_Problem description_
All lines in which the word "files" occurs are to be extracted.

_Task inputs_

========================================================================

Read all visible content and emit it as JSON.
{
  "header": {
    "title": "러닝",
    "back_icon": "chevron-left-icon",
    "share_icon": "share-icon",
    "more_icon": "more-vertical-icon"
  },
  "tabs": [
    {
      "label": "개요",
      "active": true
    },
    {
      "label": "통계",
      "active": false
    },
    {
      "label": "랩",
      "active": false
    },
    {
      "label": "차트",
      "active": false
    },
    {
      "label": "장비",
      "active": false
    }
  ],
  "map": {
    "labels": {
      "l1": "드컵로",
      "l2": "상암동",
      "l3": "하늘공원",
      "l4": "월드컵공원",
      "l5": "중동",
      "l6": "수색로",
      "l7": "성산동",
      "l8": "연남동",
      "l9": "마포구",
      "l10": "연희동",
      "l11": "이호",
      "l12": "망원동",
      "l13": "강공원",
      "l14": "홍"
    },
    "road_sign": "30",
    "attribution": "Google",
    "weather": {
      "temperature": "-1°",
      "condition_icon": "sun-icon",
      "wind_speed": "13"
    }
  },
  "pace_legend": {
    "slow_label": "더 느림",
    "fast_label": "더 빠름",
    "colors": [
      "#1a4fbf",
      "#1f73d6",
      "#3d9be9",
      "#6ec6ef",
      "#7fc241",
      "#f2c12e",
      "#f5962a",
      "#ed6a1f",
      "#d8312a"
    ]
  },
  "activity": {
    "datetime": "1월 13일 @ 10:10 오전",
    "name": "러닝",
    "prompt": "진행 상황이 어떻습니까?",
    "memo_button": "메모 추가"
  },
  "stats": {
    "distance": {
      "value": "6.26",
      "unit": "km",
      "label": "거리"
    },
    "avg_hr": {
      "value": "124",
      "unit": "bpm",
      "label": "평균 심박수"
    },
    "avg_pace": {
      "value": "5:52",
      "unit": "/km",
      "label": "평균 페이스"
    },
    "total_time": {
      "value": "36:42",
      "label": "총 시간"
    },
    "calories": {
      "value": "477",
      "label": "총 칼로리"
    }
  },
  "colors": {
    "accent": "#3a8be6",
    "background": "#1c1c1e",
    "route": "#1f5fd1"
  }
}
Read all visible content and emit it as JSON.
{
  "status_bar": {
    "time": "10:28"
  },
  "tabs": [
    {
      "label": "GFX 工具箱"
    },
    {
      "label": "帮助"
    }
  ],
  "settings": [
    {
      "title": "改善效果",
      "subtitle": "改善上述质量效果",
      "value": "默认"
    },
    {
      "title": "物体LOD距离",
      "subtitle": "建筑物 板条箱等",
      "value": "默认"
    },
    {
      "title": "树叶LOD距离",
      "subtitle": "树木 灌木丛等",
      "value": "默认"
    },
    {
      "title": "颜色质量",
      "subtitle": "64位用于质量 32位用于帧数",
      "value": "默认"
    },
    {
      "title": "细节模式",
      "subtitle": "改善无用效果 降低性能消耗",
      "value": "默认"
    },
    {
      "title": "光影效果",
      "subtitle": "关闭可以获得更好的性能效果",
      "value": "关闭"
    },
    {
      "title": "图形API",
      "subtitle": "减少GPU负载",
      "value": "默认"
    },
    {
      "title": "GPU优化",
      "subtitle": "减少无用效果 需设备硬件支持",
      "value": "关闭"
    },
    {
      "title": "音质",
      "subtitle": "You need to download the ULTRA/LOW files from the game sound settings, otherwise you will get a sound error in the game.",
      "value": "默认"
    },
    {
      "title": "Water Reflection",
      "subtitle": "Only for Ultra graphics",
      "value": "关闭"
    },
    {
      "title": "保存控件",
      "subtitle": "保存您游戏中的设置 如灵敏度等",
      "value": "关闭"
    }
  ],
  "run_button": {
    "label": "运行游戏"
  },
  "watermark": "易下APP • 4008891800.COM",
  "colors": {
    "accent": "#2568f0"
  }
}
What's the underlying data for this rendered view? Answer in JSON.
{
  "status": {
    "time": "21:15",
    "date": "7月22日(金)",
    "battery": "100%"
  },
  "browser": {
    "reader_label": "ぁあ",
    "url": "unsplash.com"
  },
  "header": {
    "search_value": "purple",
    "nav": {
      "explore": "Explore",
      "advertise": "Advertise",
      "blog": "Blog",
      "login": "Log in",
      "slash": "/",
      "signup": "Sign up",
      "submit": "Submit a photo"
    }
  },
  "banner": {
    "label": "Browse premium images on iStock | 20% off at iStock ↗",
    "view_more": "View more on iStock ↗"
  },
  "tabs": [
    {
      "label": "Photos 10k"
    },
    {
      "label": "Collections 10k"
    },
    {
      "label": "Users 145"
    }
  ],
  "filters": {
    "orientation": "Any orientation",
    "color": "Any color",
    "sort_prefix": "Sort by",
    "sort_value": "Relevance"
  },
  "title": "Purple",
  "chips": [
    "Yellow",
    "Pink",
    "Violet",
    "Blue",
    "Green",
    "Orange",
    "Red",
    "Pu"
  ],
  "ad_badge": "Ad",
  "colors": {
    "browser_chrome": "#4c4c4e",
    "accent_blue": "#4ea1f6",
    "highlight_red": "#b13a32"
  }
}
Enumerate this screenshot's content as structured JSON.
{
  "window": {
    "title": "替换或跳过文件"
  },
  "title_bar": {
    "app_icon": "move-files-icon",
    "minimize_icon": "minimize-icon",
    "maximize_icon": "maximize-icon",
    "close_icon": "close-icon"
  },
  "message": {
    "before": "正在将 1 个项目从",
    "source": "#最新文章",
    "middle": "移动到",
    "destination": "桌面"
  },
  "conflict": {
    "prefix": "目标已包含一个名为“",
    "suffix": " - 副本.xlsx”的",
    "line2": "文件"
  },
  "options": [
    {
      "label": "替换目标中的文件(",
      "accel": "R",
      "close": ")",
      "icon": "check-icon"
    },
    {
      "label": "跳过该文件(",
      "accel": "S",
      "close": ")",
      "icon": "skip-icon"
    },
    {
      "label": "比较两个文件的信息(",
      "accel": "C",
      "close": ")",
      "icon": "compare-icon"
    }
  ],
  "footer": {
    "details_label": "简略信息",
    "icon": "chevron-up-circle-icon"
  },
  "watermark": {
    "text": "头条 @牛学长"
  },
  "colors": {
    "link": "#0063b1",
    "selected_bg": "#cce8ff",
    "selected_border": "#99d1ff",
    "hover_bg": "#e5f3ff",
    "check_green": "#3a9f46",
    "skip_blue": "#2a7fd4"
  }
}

========================================================================

_The completed task_
      "subtitle": "You need to download the ULTRA/LOW files from the game sound settings, otherwise you will get a sound error in the game.",
    "app_icon": "move-files-icon",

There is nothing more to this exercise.